* ТЕКСТ ДЛЯ ЧТЕНИЯ:
━━━━
Читаем Секретная династия полностью

Известно, что исторические судьбы революционных сочинений Радищева были сложны. У нас не слишком много данных о прямом воздействии его идей на декабристов (даже после глубоких изысканий Ю. М. Лотмана). Примечателен упрек Пушкина одному из лидеров декабристской литературы, А. А. Бестужеву (в письме от 13 июня 1823 г. из Кишинева): «Как можно в статье о русской словесности забыть Радищева? Кого же мы будем помнить? Это умолчание непростительно [...] — а от тебя я его не ожидал» (П. XIII. 64). Понятно, что прямое использование или неиспользование радищевского наследства перед 1825 годом еще не исчерпывает проблемы — первый революционер и первые революционные общества в России. Вопросы, поднятые в 1790 году, витали в воздухе, порою прямо (Пушкин), иногда косвенно, через посредство различных свободолюбцев начала XIX века, мысли из радищевского «Путешествия...» попадали в декабристскую литературу, публицистику. Однако косвенное влияние тут, несомненно, преобладало над прямым (чего нельзя, например, сказать о другом, менее радикальном свободомыслии Фонвизина — Панина. Об этом будет сказано ниже). Одна из главных причин такой исторической судьбы Радищева — невероятная трудность ознакомления с крамольным «Путешествием...», жесткое изъятие книги, сделавшее из нее библиографическую редкость, недоступную даже большинству декабристов и Герцену. Тем более значительными представляются многолетние попытки Пушкина вернуть Радищева потомкам-читателям, сначала в лицейском «Бове» («Петь я тоже вознамерился, но сравняюсь ли с Радищевым?»), в декабристских по духу «Заметках по русской истории XVIII века» (1821—1822 гг.). Затем от послания «Цензору» (1822 г.) — «Радищев, рабства враг, цензуры избежал» — к статьям 1830-х годов «Путешествие из Москвы в Петербург», «Александр Радищев» и к черновой строке «Памятника» — «Вослед Радищеву восславил я свободу».

Как известно, ничего из этого не было напечатано ни при жизни Пушкина, ни в 1840-х годах. Даже «Бова» появился в посмертном издании пушкинских сочинений без строк о Радищеве. Положение меняется лишь с конца 1850-х годов, во времена «Полярной звезды»...

Герценовское «мы очень мало знаем наше XVIII столетие» находится в начале его статьи «Княгиня Екатерина Романовна Дашкова», законченной в 1856 году и опубликованной в 1857 году.

Из записок Дашковой, источника интересного, богатого, хотя и весьма субъективного, читатели впервые узнавали о некоторых существенных фактах и процессах прошедшего века. Пересказывая — анализируя записки Дашковой, Герцен впервые упоминает Радищева: «Екатерина испугана брошюркой Радищева; она видит в ней «набат революции». Радищев схвачен и сослан без суда в Сибирь. Брат Дашковой Александр Воронцов, любивший и покровительствовавший Радищеву, вышел в отставку и уехал в Москву» (Г. XII. 406).
━━━━
* ЗАДАНИЕ:
Дословно перепишите из текста о судьбе сочинений Радищева всё от слов «Из записок Дашковой, источника» вплоть до слов «(Г. XII. 406).». Приведённые ниже строки для выполнения задания не нужны.
━━━━
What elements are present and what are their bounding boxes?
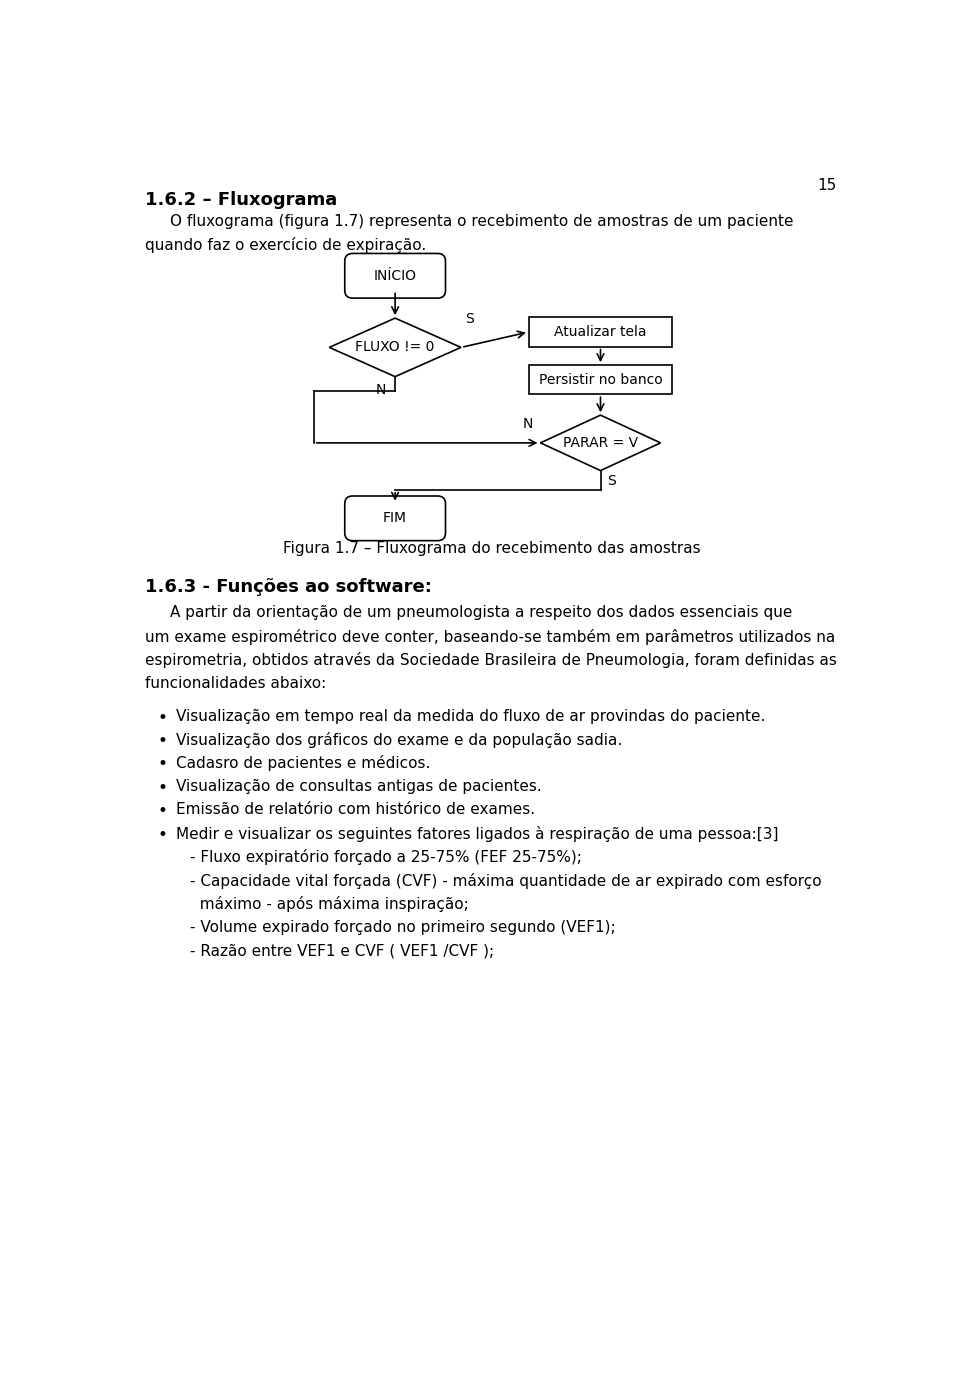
Polygon shape (540, 415, 660, 470)
Text: quando faz o exercício de expiração.: quando faz o exercício de expiração. (145, 237, 426, 254)
Text: - Razão entre VEF1 e CVF ( VEF1 /CVF );: - Razão entre VEF1 e CVF ( VEF1 /CVF ); (190, 943, 493, 958)
Text: •: • (157, 779, 167, 798)
Text: Atualizar tela: Atualizar tela (554, 325, 647, 338)
Text: 15: 15 (818, 178, 837, 193)
Text: - Volume expirado forçado no primeiro segundo (VEF1);: - Volume expirado forçado no primeiro se… (190, 920, 615, 935)
Text: Visualização em tempo real da medida do fluxo de ar provindas do paciente.: Visualização em tempo real da medida do … (176, 709, 765, 724)
Text: •: • (157, 709, 167, 727)
Text: •: • (157, 732, 167, 750)
Text: INÍCIO: INÍCIO (373, 269, 417, 283)
Text: FLUXO != 0: FLUXO != 0 (355, 340, 435, 355)
Text: N: N (522, 417, 533, 431)
Text: FIM: FIM (383, 512, 407, 526)
Text: •: • (157, 825, 167, 843)
Text: 1.6.2 – Fluxograma: 1.6.2 – Fluxograma (145, 191, 337, 209)
Text: A partir da orientação de um pneumologista a respeito dos dados essenciais que: A partir da orientação de um pneumologis… (170, 605, 793, 620)
Text: S: S (465, 312, 473, 326)
Text: N: N (375, 383, 386, 397)
Text: espirometria, obtidos através da Sociedade Brasileira de Pneumologia, foram defi: espirometria, obtidos através da Socieda… (145, 652, 837, 669)
FancyBboxPatch shape (345, 254, 445, 298)
Text: •: • (157, 756, 167, 774)
Text: - Fluxo expiratório forçado a 25-75% (FEF 25-75%);: - Fluxo expiratório forçado a 25-75% (FE… (190, 849, 582, 865)
Text: um exame espirométrico deve conter, baseando-se também em parâmetros utilizados : um exame espirométrico deve conter, base… (145, 628, 835, 645)
Text: S: S (607, 474, 615, 488)
Bar (529, 318, 672, 347)
Text: Emissão de relatório com histórico de exames.: Emissão de relatório com histórico de ex… (176, 803, 535, 817)
Text: Figura 1.7 – Fluxograma do recebimento das amostras: Figura 1.7 – Fluxograma do recebimento d… (283, 541, 701, 556)
Text: Visualização dos gráficos do exame e da população sadia.: Visualização dos gráficos do exame e da … (176, 732, 622, 748)
Text: - Capacidade vital forçada (CVF) - máxima quantidade de ar expirado com esforço: - Capacidade vital forçada (CVF) - máxim… (190, 872, 822, 889)
Text: •: • (157, 803, 167, 821)
Text: Cadasro de pacientes e médicos.: Cadasro de pacientes e médicos. (176, 756, 430, 771)
Text: O fluxograma (figura 1.7) representa o recebimento de amostras de um paciente: O fluxograma (figura 1.7) representa o r… (170, 214, 794, 229)
Text: PARAR = V: PARAR = V (563, 436, 638, 449)
Text: funcionalidades abaixo:: funcionalidades abaixo: (145, 675, 326, 691)
Text: Persistir no banco: Persistir no banco (539, 373, 662, 387)
Text: máximo - após máxima inspiração;: máximo - após máxima inspiração; (190, 896, 468, 913)
Text: Visualização de consultas antigas de pacientes.: Visualização de consultas antigas de pac… (176, 779, 541, 793)
Text: 1.6.3 - Funções ao software:: 1.6.3 - Funções ao software: (145, 578, 432, 596)
Polygon shape (329, 318, 461, 377)
Bar (529, 365, 672, 394)
Text: Medir e visualizar os seguintes fatores ligados à respiração de uma pessoa:[3]: Medir e visualizar os seguintes fatores … (176, 825, 779, 842)
FancyBboxPatch shape (345, 497, 445, 541)
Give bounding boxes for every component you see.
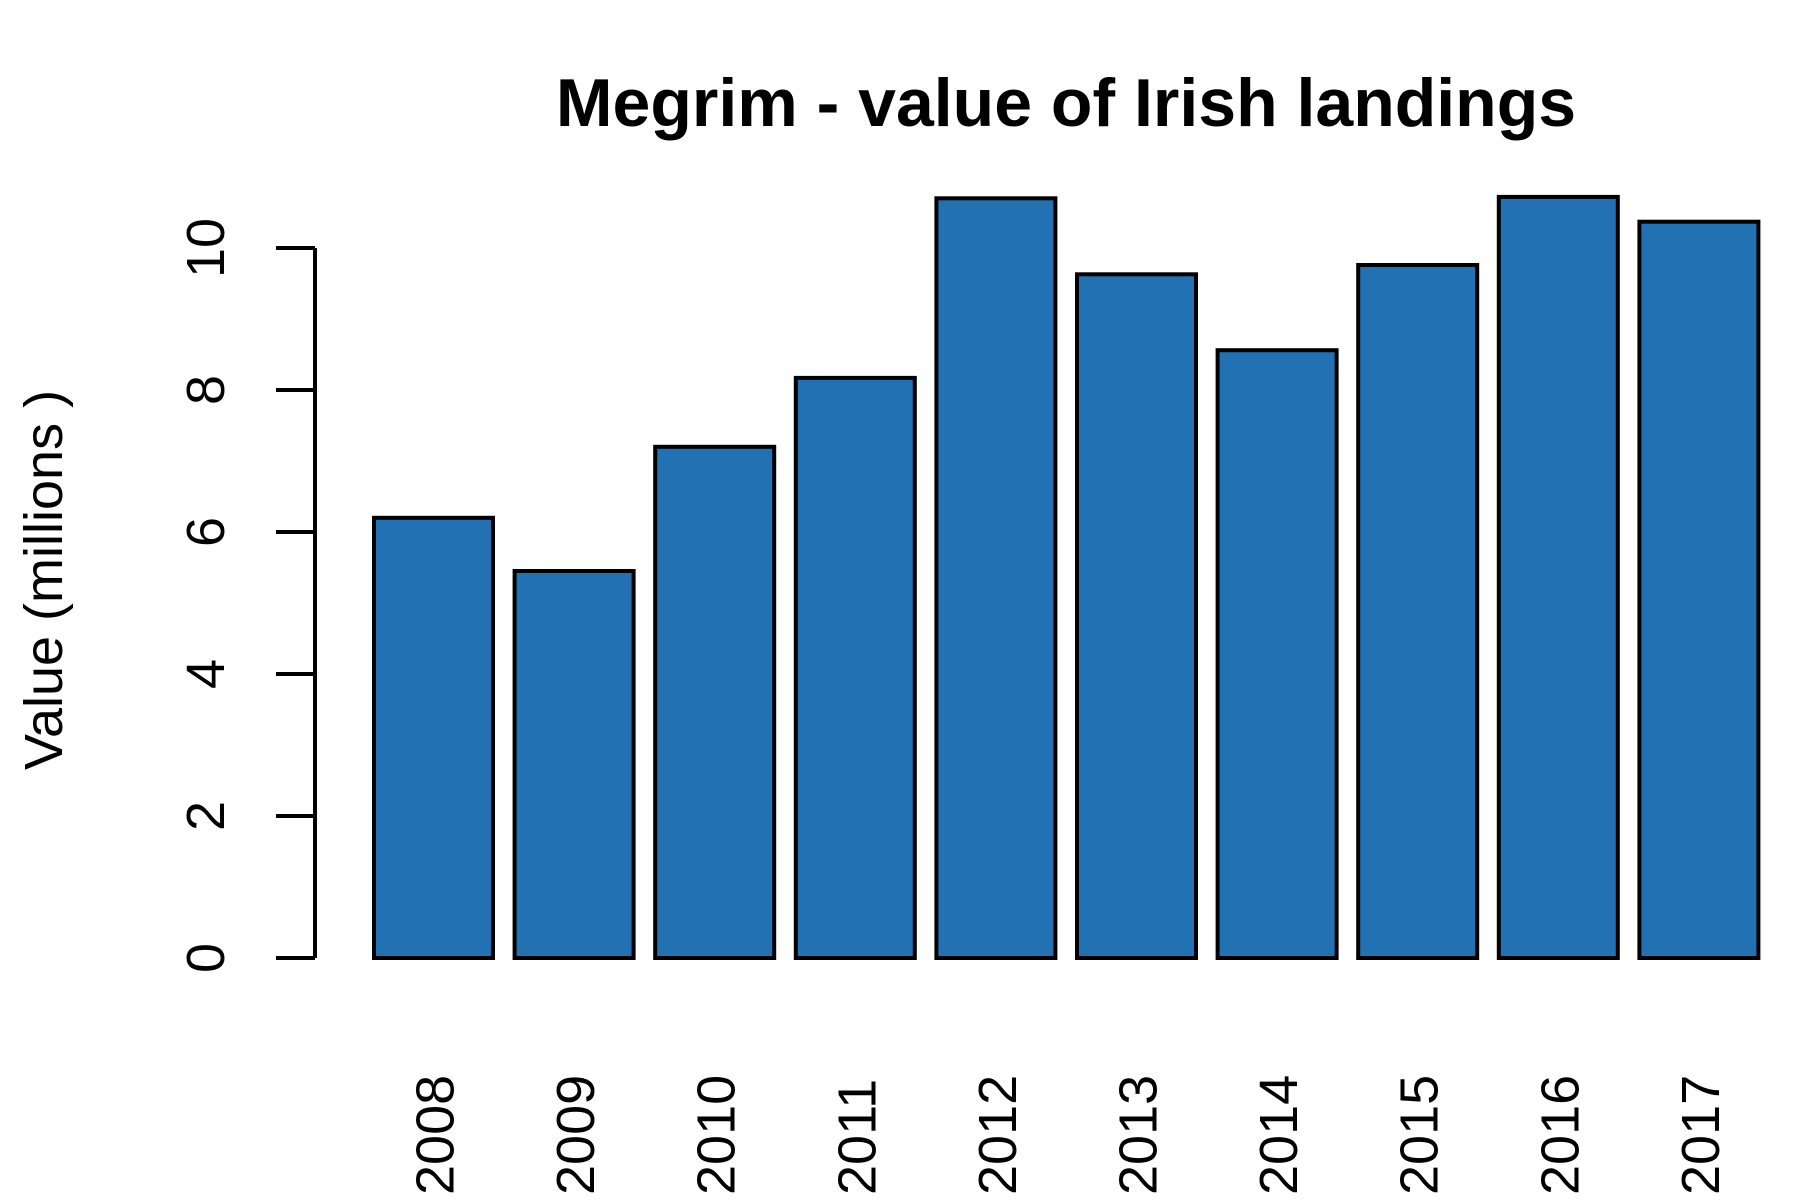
bar-2010 [653, 444, 777, 960]
bar-2008 [372, 515, 495, 960]
x-tick-label-2009: 2009 [546, 1075, 606, 1195]
bar-2011 [793, 375, 917, 960]
bar-2014 [1215, 348, 1339, 960]
bars-group [372, 194, 1761, 961]
x-axis-labels: 2008 2009 2010 2011 2012 2013 2014 2015 2016 2017 [406, 1075, 1731, 1195]
x-tick-label-2016: 2016 [1530, 1075, 1590, 1195]
x-tick-label-2015: 2015 [1390, 1075, 1450, 1195]
y-tick-label-4: 4 [176, 659, 236, 689]
y-tick-label-6: 6 [176, 517, 236, 547]
y-tick-label-10: 10 [176, 218, 236, 278]
bar-2013 [1075, 272, 1198, 960]
bar-2009 [512, 569, 636, 960]
bar-2017 [1637, 219, 1761, 960]
chart-title: Megrim - value of Irish landings [556, 65, 1576, 141]
x-tick-label-2010: 2010 [687, 1075, 747, 1195]
bar-2016 [1496, 194, 1620, 960]
y-axis: 0 2 4 6 8 10 [176, 218, 317, 973]
y-axis-label: Value (millions ) [14, 390, 74, 770]
x-tick-label-2008: 2008 [406, 1075, 466, 1195]
y-tick-label-0: 0 [176, 943, 236, 973]
x-tick-label-2017: 2017 [1671, 1075, 1731, 1195]
y-tick-label-2: 2 [176, 801, 236, 831]
x-tick-label-2014: 2014 [1249, 1075, 1309, 1195]
x-tick-label-2012: 2012 [968, 1075, 1028, 1195]
bar-2015 [1356, 263, 1480, 960]
bar-2012 [934, 196, 1058, 961]
y-tick-label-8: 8 [176, 375, 236, 405]
x-tick-label-2011: 2011 [827, 1079, 887, 1195]
x-tick-label-2013: 2013 [1109, 1075, 1169, 1195]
━━━━
* ОТВЕТ:
Из записок Дашковой, источника интересного, богатого, хотя и весьма субъективного, читатели впервые узнавали о некоторых существенных фактах и процессах прошедшего века. Пересказывая — анализируя записки Дашковой, Герцен впервые упоминает Радищева: «Екатерина испугана брошюркой Радищева; она видит в ней «набат революции». Радищев схвачен и сослан без суда в Сибирь. Брат Дашковой Александр Воронцов, любивший и покровительствовавший Радищеву, вышел в отставку и уехал в Москву» (Г. XII. 406).